- _Exercise prompt_: List each line of the data that holds the string "this", please.

- _Material to process_:

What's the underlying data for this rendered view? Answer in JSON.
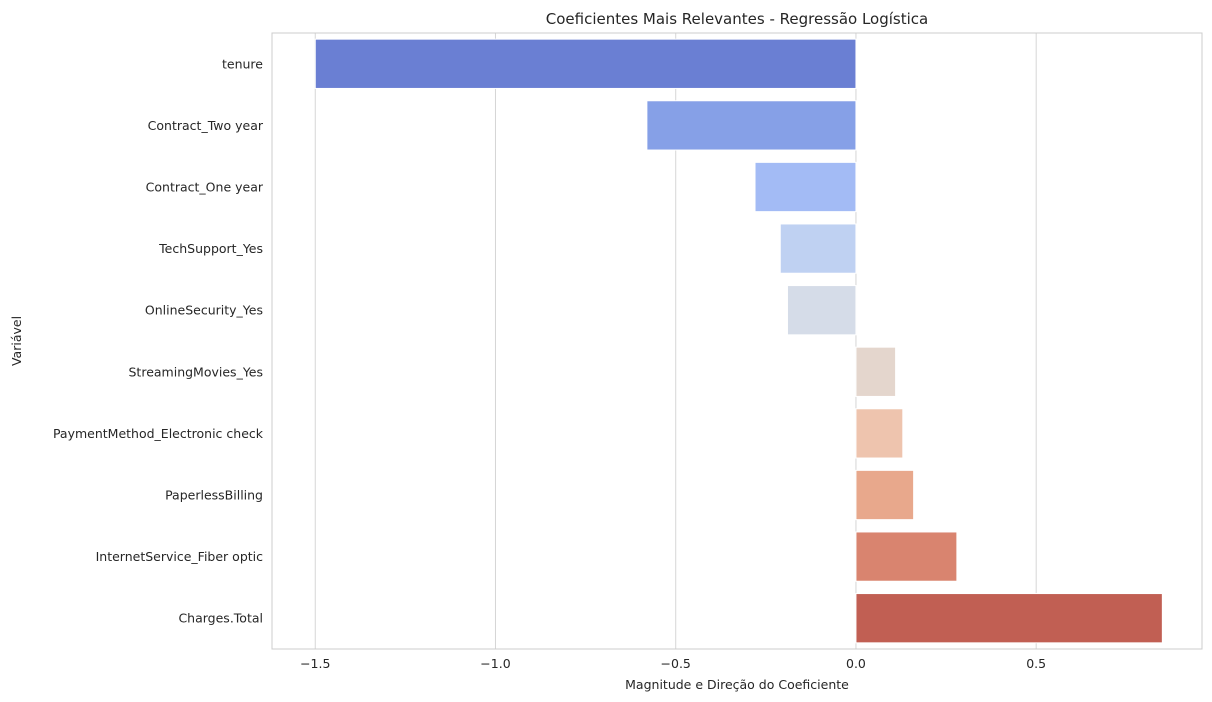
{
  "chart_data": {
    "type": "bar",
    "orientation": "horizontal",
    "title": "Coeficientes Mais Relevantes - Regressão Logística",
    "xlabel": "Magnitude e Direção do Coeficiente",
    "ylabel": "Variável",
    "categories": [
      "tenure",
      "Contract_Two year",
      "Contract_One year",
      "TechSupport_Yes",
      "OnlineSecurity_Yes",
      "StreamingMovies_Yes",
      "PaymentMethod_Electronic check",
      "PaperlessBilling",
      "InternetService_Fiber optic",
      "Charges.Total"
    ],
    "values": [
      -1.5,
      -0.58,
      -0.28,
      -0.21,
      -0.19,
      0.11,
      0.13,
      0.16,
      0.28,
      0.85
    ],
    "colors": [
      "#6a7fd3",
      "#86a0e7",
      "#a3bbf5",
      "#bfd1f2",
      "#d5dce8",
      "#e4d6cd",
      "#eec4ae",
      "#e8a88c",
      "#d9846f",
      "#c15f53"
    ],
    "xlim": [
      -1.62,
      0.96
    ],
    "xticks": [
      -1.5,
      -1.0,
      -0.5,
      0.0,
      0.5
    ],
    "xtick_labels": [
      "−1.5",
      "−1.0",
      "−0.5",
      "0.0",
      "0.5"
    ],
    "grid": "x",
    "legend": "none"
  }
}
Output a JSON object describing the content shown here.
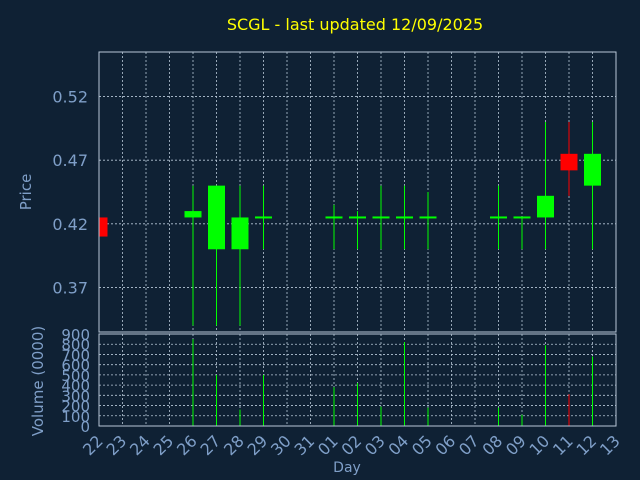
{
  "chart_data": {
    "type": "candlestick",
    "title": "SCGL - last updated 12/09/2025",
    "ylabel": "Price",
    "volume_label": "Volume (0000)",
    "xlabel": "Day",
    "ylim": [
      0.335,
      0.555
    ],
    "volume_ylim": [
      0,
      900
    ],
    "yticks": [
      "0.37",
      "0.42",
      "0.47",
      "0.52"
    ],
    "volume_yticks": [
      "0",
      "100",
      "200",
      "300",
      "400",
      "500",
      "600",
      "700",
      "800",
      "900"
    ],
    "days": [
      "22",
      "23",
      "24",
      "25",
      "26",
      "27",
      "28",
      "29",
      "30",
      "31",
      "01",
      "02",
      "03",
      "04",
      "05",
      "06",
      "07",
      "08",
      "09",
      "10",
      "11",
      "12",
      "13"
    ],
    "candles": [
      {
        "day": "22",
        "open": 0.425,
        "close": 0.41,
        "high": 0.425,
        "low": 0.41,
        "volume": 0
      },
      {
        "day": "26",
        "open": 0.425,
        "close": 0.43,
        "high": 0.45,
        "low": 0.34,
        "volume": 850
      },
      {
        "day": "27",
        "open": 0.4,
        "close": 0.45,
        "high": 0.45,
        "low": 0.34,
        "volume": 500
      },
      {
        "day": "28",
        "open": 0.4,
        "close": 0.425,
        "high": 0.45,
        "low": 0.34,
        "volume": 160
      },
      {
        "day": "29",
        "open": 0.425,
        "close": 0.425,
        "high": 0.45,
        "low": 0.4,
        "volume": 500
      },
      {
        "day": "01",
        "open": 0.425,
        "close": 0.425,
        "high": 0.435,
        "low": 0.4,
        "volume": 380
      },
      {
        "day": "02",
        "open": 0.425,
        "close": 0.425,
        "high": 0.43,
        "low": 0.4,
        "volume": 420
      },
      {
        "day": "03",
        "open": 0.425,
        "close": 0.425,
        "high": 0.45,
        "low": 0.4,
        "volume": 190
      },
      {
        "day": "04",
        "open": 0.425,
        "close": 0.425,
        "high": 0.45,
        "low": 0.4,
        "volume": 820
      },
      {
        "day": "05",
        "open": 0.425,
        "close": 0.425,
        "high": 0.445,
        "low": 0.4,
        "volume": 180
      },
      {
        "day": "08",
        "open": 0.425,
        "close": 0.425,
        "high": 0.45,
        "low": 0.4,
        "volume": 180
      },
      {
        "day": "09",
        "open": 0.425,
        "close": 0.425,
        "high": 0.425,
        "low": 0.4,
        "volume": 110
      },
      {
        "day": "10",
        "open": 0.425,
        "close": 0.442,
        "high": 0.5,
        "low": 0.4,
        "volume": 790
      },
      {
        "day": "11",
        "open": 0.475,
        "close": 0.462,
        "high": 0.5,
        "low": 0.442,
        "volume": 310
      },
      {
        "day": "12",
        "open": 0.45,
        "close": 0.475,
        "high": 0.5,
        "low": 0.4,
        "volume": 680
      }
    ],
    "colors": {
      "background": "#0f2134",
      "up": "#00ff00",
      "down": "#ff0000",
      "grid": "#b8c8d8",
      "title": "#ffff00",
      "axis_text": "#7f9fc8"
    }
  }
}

---

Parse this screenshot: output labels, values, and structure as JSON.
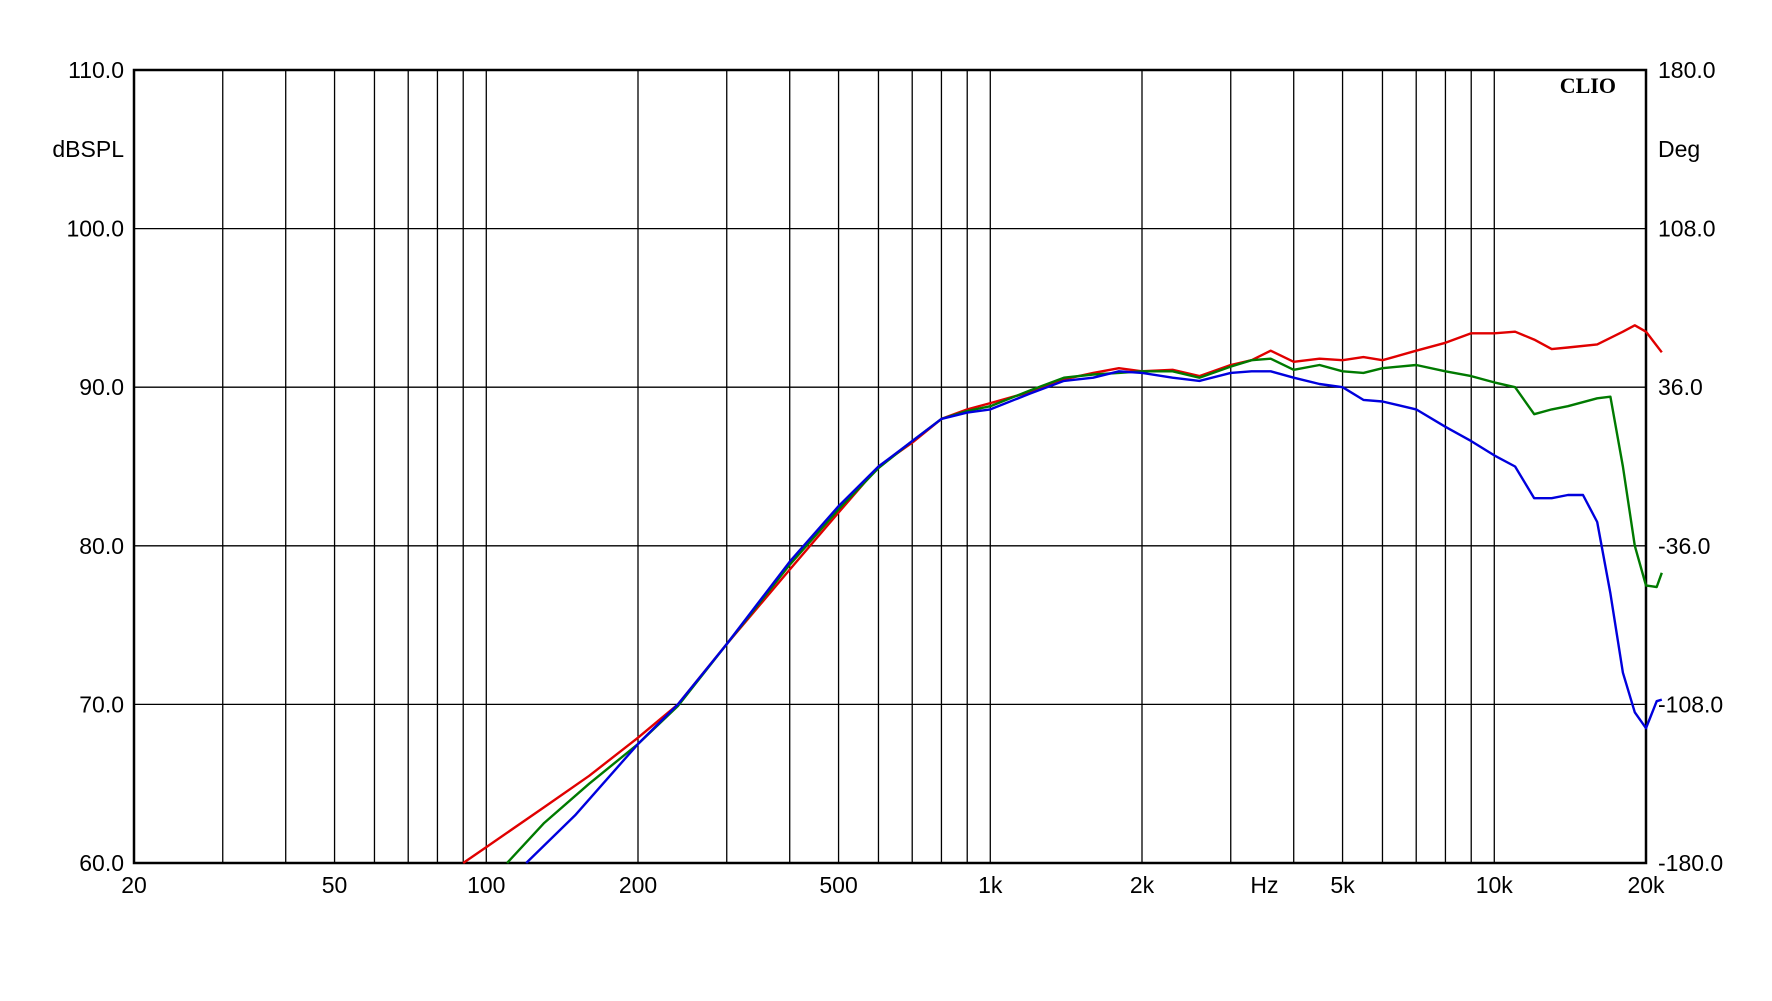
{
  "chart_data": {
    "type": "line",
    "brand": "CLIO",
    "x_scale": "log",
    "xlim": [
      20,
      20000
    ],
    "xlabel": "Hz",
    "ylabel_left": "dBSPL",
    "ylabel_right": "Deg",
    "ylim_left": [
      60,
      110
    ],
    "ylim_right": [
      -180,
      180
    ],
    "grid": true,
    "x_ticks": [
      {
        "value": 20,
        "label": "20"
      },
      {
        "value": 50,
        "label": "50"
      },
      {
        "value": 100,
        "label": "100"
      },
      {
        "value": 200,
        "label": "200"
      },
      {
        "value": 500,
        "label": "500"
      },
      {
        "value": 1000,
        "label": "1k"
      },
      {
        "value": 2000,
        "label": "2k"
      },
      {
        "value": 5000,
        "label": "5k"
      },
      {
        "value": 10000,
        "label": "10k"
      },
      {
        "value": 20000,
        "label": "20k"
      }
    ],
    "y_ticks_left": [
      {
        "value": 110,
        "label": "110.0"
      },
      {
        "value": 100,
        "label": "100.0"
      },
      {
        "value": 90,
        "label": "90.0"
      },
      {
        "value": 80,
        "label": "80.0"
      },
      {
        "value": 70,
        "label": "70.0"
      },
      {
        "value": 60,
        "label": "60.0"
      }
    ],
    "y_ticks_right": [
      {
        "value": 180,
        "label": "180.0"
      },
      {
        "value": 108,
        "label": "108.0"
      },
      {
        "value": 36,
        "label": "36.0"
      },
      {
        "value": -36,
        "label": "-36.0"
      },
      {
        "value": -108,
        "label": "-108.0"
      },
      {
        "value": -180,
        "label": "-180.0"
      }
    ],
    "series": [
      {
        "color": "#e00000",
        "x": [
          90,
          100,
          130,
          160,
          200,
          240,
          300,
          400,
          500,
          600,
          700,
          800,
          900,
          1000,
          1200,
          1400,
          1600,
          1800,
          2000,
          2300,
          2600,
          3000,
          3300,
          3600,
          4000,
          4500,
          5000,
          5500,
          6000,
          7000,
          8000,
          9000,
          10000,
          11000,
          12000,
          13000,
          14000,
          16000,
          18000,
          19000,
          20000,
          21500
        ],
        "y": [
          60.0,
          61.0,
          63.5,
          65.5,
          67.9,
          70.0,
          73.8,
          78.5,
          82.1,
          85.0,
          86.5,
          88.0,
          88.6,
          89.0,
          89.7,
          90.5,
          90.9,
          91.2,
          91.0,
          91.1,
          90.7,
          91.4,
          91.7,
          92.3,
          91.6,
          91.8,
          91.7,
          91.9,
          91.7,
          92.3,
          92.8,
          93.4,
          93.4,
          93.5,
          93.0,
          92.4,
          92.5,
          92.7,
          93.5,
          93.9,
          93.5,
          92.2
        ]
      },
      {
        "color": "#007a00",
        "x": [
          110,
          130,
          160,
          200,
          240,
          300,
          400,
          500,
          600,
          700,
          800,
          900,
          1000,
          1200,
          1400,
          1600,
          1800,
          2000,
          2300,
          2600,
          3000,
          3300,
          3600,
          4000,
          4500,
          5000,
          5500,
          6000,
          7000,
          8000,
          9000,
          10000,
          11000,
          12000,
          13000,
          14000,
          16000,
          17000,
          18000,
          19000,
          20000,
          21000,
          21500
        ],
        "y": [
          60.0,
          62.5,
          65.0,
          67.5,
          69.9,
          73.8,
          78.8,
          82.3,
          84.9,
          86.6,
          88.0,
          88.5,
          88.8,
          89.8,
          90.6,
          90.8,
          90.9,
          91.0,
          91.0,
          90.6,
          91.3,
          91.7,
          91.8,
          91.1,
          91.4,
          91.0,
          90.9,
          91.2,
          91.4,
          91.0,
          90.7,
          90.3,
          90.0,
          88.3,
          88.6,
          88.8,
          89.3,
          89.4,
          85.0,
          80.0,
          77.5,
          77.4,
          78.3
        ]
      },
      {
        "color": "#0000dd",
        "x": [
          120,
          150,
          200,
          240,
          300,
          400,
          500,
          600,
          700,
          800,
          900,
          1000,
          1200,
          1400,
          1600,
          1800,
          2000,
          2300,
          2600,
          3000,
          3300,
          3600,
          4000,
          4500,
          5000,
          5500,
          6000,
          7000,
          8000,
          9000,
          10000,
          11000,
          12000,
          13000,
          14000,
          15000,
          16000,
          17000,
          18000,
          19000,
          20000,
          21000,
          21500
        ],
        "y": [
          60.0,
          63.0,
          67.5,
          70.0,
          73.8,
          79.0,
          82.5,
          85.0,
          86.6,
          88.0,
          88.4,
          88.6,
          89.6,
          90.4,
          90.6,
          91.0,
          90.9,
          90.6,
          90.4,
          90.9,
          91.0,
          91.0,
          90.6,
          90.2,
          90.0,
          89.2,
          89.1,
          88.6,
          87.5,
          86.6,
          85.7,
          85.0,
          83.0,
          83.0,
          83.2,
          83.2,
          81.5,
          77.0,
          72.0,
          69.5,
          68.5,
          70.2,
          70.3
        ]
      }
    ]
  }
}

- _Output_:
What's the underlying data for this rendered view? Answer in JSON.
Parse this screenshot: output labels, values, and structure as JSON.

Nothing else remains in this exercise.